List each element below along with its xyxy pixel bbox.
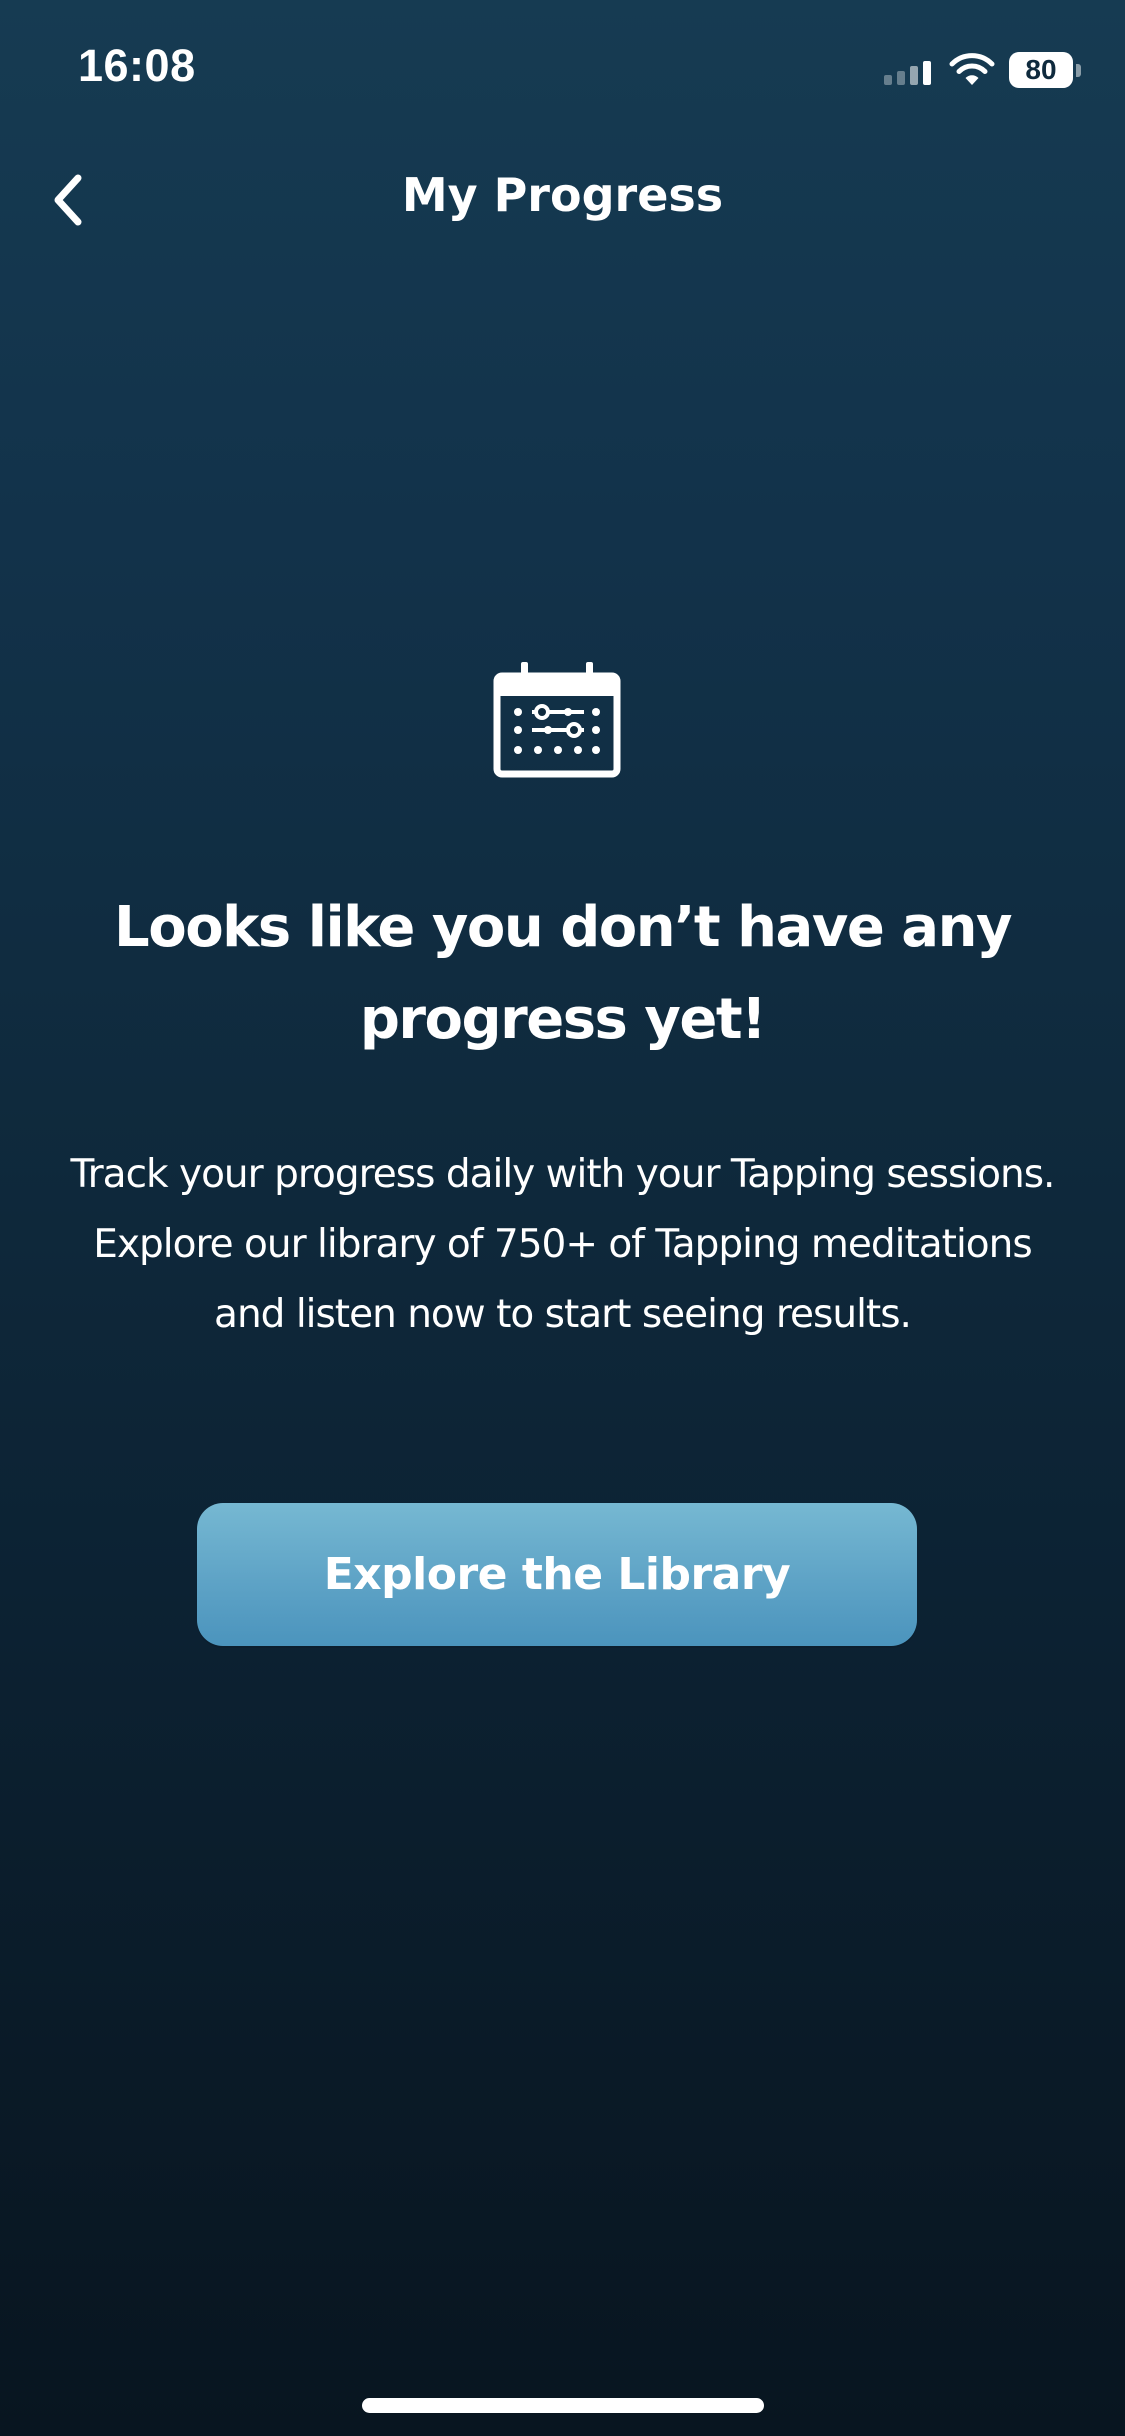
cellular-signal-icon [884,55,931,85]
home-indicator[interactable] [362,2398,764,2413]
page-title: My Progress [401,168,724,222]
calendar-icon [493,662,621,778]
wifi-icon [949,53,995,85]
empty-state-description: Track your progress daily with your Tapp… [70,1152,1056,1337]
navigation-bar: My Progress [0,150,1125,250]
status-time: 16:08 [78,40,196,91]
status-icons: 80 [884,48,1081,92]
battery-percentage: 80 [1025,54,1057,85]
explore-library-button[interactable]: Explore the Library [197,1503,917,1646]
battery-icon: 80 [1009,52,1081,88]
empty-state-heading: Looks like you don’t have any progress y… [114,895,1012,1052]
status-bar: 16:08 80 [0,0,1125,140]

■ ■ ■ ■

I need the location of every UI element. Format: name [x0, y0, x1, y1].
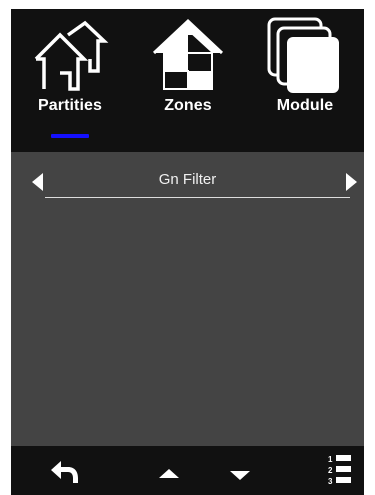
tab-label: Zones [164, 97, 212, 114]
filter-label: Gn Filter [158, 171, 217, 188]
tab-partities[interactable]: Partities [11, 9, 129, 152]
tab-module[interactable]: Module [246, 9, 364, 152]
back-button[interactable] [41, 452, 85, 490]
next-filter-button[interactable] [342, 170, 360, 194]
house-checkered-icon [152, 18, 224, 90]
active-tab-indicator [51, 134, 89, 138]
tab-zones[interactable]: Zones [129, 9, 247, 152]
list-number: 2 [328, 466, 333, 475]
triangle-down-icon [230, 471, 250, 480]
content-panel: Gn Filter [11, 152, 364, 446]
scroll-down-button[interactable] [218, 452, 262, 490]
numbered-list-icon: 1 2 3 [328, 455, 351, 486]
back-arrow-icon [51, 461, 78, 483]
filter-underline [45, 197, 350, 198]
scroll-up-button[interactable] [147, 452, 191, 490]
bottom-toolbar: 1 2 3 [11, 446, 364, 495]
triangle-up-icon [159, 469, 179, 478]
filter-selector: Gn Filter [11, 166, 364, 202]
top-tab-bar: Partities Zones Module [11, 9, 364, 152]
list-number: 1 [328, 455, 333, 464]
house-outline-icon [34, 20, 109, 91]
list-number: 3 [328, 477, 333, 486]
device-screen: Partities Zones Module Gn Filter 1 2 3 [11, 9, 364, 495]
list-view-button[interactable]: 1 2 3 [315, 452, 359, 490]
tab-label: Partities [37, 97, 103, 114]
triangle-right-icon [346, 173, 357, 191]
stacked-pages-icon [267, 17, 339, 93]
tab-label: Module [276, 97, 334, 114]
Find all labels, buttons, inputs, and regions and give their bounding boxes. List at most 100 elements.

■ ■ ■ ■

**WHAT YOU NEED TO DO**
Repeat the lines above exactly, starting with the line that contains "List each element" and going on through the line that contains "status-bar: 16:08 80 [0,0,1125,140]", including both. Leave the pictures out.

**RESPONSE**
List each element below along with its xyxy pixel bbox.
cellular-signal-icon [884,55,931,85]
home-indicator[interactable] [362,2398,764,2413]
page-title: My Progress [401,168,724,222]
calendar-icon [493,662,621,778]
wifi-icon [949,53,995,85]
empty-state-description: Track your progress daily with your Tapp… [70,1152,1056,1337]
navigation-bar: My Progress [0,150,1125,250]
status-time: 16:08 [78,40,196,91]
status-icons: 80 [884,48,1081,92]
battery-percentage: 80 [1025,54,1057,85]
explore-library-button[interactable]: Explore the Library [197,1503,917,1646]
battery-icon: 80 [1009,52,1081,88]
empty-state-heading: Looks like you don’t have any progress y… [114,895,1012,1052]
status-bar: 16:08 80 [0,0,1125,140]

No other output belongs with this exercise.